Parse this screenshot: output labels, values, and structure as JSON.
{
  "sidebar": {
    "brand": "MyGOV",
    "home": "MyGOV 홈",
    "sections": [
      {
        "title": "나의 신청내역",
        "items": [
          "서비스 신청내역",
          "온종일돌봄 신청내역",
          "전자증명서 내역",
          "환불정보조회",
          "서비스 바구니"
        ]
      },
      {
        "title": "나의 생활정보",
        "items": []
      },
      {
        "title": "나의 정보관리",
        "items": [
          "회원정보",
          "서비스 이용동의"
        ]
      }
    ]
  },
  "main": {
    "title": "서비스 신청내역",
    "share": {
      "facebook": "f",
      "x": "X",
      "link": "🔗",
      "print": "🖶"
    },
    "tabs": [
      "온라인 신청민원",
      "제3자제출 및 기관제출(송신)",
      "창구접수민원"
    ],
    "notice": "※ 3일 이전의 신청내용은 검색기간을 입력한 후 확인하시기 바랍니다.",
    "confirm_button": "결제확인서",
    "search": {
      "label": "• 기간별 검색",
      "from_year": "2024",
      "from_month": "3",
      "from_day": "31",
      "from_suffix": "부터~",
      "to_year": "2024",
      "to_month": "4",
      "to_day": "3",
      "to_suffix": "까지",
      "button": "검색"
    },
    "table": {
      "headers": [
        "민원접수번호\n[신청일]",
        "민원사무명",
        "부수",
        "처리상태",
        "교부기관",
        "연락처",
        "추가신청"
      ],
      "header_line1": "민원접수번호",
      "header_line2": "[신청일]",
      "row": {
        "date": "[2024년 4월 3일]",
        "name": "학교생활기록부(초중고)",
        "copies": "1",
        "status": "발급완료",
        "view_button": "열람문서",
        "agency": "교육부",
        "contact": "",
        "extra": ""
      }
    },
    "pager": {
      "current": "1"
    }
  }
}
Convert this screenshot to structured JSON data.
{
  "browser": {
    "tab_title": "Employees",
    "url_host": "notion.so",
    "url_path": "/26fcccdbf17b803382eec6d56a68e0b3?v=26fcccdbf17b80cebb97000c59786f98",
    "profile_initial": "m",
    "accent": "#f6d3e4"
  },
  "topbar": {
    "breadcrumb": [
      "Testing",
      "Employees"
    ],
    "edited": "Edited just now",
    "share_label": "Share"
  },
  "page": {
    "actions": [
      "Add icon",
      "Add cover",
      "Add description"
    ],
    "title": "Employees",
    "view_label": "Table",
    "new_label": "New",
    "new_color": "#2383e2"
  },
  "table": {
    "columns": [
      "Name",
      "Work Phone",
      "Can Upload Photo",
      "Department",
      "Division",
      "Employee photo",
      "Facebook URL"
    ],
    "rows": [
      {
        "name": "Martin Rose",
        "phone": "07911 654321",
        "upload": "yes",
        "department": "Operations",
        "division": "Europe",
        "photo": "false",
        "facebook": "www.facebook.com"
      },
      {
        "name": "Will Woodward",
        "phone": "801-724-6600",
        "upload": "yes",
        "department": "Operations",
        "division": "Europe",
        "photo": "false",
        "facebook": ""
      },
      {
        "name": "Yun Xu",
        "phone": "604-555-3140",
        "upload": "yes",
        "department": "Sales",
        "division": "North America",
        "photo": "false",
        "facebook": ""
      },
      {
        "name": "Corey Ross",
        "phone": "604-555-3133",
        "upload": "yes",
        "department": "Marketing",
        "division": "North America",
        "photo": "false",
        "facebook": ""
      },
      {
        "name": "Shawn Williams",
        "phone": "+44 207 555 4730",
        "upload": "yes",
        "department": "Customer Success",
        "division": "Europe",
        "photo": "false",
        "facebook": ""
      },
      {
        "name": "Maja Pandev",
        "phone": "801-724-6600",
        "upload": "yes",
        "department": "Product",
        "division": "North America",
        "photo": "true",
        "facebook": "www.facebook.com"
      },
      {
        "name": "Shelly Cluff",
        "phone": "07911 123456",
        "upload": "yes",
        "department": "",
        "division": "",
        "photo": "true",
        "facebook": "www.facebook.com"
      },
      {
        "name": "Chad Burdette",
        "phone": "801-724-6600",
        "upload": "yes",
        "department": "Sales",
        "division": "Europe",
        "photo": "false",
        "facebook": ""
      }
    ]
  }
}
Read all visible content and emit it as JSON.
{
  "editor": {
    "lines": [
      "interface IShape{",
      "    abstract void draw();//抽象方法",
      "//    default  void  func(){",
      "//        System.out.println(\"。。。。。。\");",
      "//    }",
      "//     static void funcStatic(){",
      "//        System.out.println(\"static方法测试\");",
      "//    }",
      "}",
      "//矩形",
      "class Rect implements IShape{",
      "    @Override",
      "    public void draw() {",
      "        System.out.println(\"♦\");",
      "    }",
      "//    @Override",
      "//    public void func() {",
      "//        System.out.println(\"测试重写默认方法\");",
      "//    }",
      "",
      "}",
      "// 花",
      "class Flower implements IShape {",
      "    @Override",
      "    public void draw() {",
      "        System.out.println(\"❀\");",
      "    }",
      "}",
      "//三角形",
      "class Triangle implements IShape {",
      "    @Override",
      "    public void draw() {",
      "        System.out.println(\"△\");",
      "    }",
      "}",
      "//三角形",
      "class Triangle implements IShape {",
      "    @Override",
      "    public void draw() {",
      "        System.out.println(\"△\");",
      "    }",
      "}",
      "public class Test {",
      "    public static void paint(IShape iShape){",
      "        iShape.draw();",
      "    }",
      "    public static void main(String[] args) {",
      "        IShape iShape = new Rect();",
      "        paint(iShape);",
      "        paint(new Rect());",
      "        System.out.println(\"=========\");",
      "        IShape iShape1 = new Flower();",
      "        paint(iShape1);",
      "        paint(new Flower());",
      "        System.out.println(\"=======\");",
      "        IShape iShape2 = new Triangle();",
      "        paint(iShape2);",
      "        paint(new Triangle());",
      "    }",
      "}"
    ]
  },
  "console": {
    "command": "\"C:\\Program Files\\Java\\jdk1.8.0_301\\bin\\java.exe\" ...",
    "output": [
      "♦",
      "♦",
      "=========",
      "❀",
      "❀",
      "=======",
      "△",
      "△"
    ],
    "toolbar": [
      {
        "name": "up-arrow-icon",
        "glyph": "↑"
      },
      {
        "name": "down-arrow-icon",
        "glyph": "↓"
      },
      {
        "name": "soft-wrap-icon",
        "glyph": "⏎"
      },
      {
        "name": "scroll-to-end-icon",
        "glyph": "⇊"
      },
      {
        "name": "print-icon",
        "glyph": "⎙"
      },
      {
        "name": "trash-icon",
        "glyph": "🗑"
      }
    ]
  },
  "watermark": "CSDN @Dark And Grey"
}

================================

### Your objective
Without changing a word, restate the whole listing.

### Response to this task
Parse this screenshot: output labels, values, and structure as JSON.
{
  "sidebar": {
    "brand": "MyGOV",
    "home": "MyGOV 홈",
    "sections": [
      {
        "title": "나의 신청내역",
        "items": [
          "서비스 신청내역",
          "온종일돌봄 신청내역",
          "전자증명서 내역",
          "환불정보조회",
          "서비스 바구니"
        ]
      },
      {
        "title": "나의 생활정보",
        "items": []
      },
      {
        "title": "나의 정보관리",
        "items": [
          "회원정보",
          "서비스 이용동의"
        ]
      }
    ]
  },
  "main": {
    "title": "서비스 신청내역",
    "share": {
      "facebook": "f",
      "x": "X",
      "link": "🔗",
      "print": "🖶"
    },
    "tabs": [
      "온라인 신청민원",
      "제3자제출 및 기관제출(송신)",
      "창구접수민원"
    ],
    "notice": "※ 3일 이전의 신청내용은 검색기간을 입력한 후 확인하시기 바랍니다.",
    "confirm_button": "결제확인서",
    "search": {
      "label": "• 기간별 검색",
      "from_year": "2024",
      "from_month": "3",
      "from_day": "31",
      "from_suffix": "부터~",
      "to_year": "2024",
      "to_month": "4",
      "to_day": "3",
      "to_suffix": "까지",
      "button": "검색"
    },
    "table": {
      "headers": [
        "민원접수번호\n[신청일]",
        "민원사무명",
        "부수",
        "처리상태",
        "교부기관",
        "연락처",
        "추가신청"
      ],
      "header_line1": "민원접수번호",
      "header_line2": "[신청일]",
      "row": {
        "date": "[2024년 4월 3일]",
        "name": "학교생활기록부(초중고)",
        "copies": "1",
        "status": "발급완료",
        "view_button": "열람문서",
        "agency": "교육부",
        "contact": "",
        "extra": ""
      }
    },
    "pager": {
      "current": "1"
    }
  }
}
Convert this screenshot to structured JSON data.
{
  "browser": {
    "tab_title": "Employees",
    "url_host": "notion.so",
    "url_path": "/26fcccdbf17b803382eec6d56a68e0b3?v=26fcccdbf17b80cebb97000c59786f98",
    "profile_initial": "m",
    "accent": "#f6d3e4"
  },
  "topbar": {
    "breadcrumb": [
      "Testing",
      "Employees"
    ],
    "edited": "Edited just now",
    "share_label": "Share"
  },
  "page": {
    "actions": [
      "Add icon",
      "Add cover",
      "Add description"
    ],
    "title": "Employees",
    "view_label": "Table",
    "new_label": "New",
    "new_color": "#2383e2"
  },
  "table": {
    "columns": [
      "Name",
      "Work Phone",
      "Can Upload Photo",
      "Department",
      "Division",
      "Employee photo",
      "Facebook URL"
    ],
    "rows": [
      {
        "name": "Martin Rose",
        "phone": "07911 654321",
        "upload": "yes",
        "department": "Operations",
        "division": "Europe",
        "photo": "false",
        "facebook": "www.facebook.com"
      },
      {
        "name": "Will Woodward",
        "phone": "801-724-6600",
        "upload": "yes",
        "department": "Operations",
        "division": "Europe",
        "photo": "false",
        "facebook": ""
      },
      {
        "name": "Yun Xu",
        "phone": "604-555-3140",
        "upload": "yes",
        "department": "Sales",
        "division": "North America",
        "photo": "false",
        "facebook": ""
      },
      {
        "name": "Corey Ross",
        "phone": "604-555-3133",
        "upload": "yes",
        "department": "Marketing",
        "division": "North America",
        "photo": "false",
        "facebook": ""
      },
      {
        "name": "Shawn Williams",
        "phone": "+44 207 555 4730",
        "upload": "yes",
        "department": "Customer Success",
        "division": "Europe",
        "photo": "false",
        "facebook": ""
      },
      {
        "name": "Maja Pandev",
        "phone": "801-724-6600",
        "upload": "yes",
        "department": "Product",
        "division": "North America",
        "photo": "true",
        "facebook": "www.facebook.com"
      },
      {
        "name": "Shelly Cluff",
        "phone": "07911 123456",
        "upload": "yes",
        "department": "",
        "division": "",
        "photo": "true",
        "facebook": "www.facebook.com"
      },
      {
        "name": "Chad Burdette",
        "phone": "801-724-6600",
        "upload": "yes",
        "department": "Sales",
        "division": "Europe",
        "photo": "false",
        "facebook": ""
      }
    ]
  }
}
Read all visible content and emit it as JSON.
{
  "editor": {
    "lines": [
      "interface IShape{",
      "    abstract void draw();//抽象方法",
      "//    default  void  func(){",
      "//        System.out.println(\"。。。。。。\");",
      "//    }",
      "//     static void funcStatic(){",
      "//        System.out.println(\"static方法测试\");",
      "//    }",
      "}",
      "//矩形",
      "class Rect implements IShape{",
      "    @Override",
      "    public void draw() {",
      "        System.out.println(\"♦\");",
      "    }",
      "//    @Override",
      "//    public void func() {",
      "//        System.out.println(\"测试重写默认方法\");",
      "//    }",
      "",
      "}",
      "// 花",
      "class Flower implements IShape {",
      "    @Override",
      "    public void draw() {",
      "        System.out.println(\"❀\");",
      "    }",
      "}",
      "//三角形",
      "class Triangle implements IShape {",
      "    @Override",
      "    public void draw() {",
      "        System.out.println(\"△\");",
      "    }",
      "}",
      "//三角形",
      "class Triangle implements IShape {",
      "    @Override",
      "    public void draw() {",
      "        System.out.println(\"△\");",
      "    }",
      "}",
      "public class Test {",
      "    public static void paint(IShape iShape){",
      "        iShape.draw();",
      "    }",
      "    public static void main(String[] args) {",
      "        IShape iShape = new Rect();",
      "        paint(iShape);",
      "        paint(new Rect());",
      "        System.out.println(\"=========\");",
      "        IShape iShape1 = new Flower();",
      "        paint(iShape1);",
      "        paint(new Flower());",
      "        System.out.println(\"=======\");",
      "        IShape iShape2 = new Triangle();",
      "        paint(iShape2);",
      "        paint(new Triangle());",
      "    }",
      "}"
    ]
  },
  "console": {
    "command": "\"C:\\Program Files\\Java\\jdk1.8.0_301\\bin\\java.exe\" ...",
    "output": [
      "♦",
      "♦",
      "=========",
      "❀",
      "❀",
      "=======",
      "△",
      "△"
    ],
    "toolbar": [
      {
        "name": "up-arrow-icon",
        "glyph": "↑"
      },
      {
        "name": "down-arrow-icon",
        "glyph": "↓"
      },
      {
        "name": "soft-wrap-icon",
        "glyph": "⏎"
      },
      {
        "name": "scroll-to-end-icon",
        "glyph": "⇊"
      },
      {
        "name": "print-icon",
        "glyph": "⎙"
      },
      {
        "name": "trash-icon",
        "glyph": "🗑"
      }
    ]
  },
  "watermark": "CSDN @Dark And Grey"
}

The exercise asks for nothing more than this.